[Problem requirements]: Locate each line containing the string "phone" and copy it out.

⟨

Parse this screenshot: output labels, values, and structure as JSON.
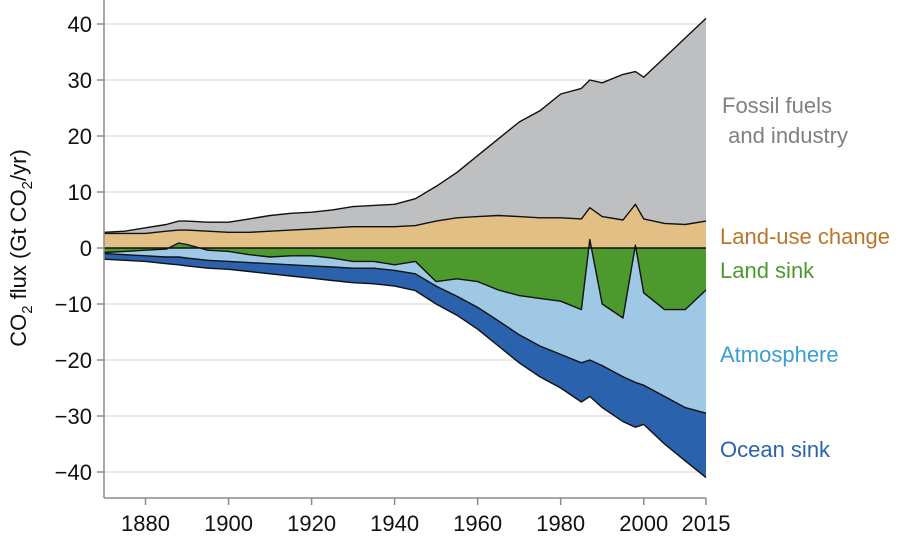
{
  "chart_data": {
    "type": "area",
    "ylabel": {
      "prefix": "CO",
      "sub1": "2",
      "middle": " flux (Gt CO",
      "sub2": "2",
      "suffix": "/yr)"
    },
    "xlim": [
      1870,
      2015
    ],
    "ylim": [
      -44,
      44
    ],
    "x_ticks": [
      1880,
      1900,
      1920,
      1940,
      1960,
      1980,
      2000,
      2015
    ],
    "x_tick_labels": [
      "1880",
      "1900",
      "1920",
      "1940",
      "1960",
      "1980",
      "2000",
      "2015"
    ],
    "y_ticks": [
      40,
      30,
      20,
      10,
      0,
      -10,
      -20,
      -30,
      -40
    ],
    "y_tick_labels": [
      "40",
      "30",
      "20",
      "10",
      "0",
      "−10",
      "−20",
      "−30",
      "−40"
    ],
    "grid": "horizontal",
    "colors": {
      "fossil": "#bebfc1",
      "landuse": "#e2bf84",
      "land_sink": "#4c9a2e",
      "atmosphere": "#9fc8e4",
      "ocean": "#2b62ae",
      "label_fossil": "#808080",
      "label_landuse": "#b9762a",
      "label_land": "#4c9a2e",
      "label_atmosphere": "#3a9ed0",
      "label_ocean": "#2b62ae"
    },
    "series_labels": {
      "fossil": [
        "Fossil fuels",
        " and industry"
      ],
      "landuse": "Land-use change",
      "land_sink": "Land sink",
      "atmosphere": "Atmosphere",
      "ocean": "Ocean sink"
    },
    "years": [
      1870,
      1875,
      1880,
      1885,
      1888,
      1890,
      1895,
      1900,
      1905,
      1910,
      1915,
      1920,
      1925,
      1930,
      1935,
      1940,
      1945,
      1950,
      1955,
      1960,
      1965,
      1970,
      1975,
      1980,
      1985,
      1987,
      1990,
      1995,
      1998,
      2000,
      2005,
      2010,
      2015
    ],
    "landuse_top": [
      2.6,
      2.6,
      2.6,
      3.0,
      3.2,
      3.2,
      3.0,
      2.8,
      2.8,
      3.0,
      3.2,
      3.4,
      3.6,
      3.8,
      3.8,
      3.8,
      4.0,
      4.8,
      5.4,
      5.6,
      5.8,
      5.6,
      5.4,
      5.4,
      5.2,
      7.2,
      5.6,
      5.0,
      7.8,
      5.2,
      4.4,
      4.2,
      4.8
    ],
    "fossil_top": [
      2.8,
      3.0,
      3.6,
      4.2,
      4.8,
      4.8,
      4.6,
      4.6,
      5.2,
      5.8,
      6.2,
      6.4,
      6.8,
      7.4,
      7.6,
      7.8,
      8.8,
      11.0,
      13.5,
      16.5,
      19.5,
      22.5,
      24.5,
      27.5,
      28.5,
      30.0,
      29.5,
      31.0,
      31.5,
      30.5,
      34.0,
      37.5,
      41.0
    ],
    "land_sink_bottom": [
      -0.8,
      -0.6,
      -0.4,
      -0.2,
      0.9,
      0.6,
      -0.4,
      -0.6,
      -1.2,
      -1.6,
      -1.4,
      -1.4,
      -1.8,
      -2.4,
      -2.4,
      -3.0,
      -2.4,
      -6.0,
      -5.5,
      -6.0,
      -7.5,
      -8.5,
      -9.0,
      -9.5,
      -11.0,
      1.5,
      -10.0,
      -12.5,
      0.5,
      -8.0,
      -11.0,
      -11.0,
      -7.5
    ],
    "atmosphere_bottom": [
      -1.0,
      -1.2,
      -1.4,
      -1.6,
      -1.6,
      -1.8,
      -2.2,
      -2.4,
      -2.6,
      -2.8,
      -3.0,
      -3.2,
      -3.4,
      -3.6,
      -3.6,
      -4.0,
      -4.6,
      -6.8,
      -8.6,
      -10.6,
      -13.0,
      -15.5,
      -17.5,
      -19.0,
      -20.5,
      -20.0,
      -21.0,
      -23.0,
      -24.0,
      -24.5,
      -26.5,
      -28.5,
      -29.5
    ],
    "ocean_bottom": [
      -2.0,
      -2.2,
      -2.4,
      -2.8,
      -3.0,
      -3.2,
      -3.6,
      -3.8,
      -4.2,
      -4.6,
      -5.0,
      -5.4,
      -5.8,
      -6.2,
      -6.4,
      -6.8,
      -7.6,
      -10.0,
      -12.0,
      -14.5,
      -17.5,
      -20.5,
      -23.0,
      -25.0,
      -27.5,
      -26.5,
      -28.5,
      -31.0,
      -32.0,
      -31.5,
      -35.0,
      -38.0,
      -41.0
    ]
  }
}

⟩
⟨

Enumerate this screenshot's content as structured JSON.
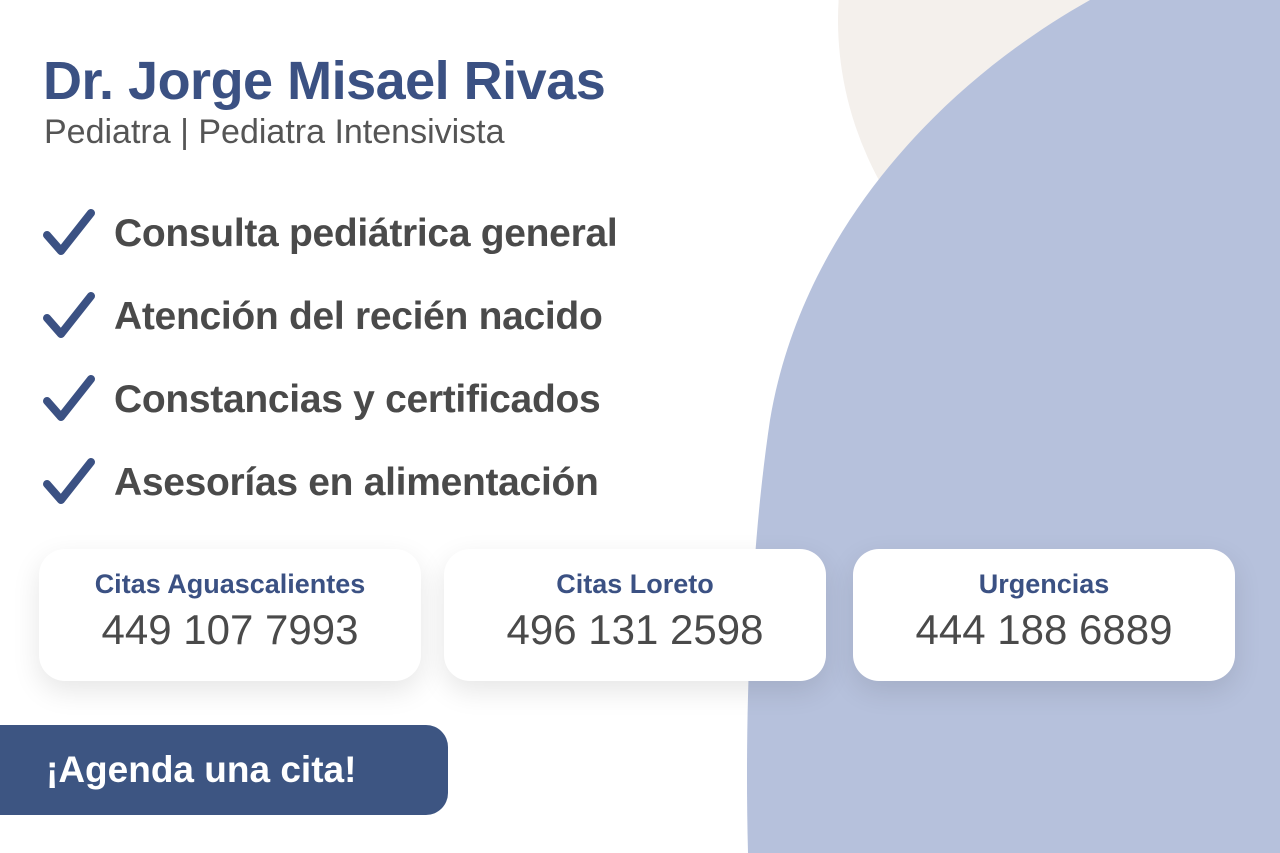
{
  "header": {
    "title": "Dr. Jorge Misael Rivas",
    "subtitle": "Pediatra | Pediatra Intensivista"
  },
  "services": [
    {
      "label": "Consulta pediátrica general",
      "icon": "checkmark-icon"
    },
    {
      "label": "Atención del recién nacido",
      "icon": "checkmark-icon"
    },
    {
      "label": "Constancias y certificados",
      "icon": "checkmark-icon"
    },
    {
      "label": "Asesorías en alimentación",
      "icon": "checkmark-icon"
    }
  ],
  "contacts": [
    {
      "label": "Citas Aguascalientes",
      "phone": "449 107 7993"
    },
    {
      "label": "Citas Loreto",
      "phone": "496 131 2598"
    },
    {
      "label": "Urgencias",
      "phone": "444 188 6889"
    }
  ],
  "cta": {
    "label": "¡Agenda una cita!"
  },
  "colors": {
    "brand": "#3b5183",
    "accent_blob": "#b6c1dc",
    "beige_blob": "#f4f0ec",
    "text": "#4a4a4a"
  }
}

⟩

[Solution to the exercise]:
      "phone": "449 107 7993"
      "phone": "496 131 2598"
      "phone": "444 188 6889"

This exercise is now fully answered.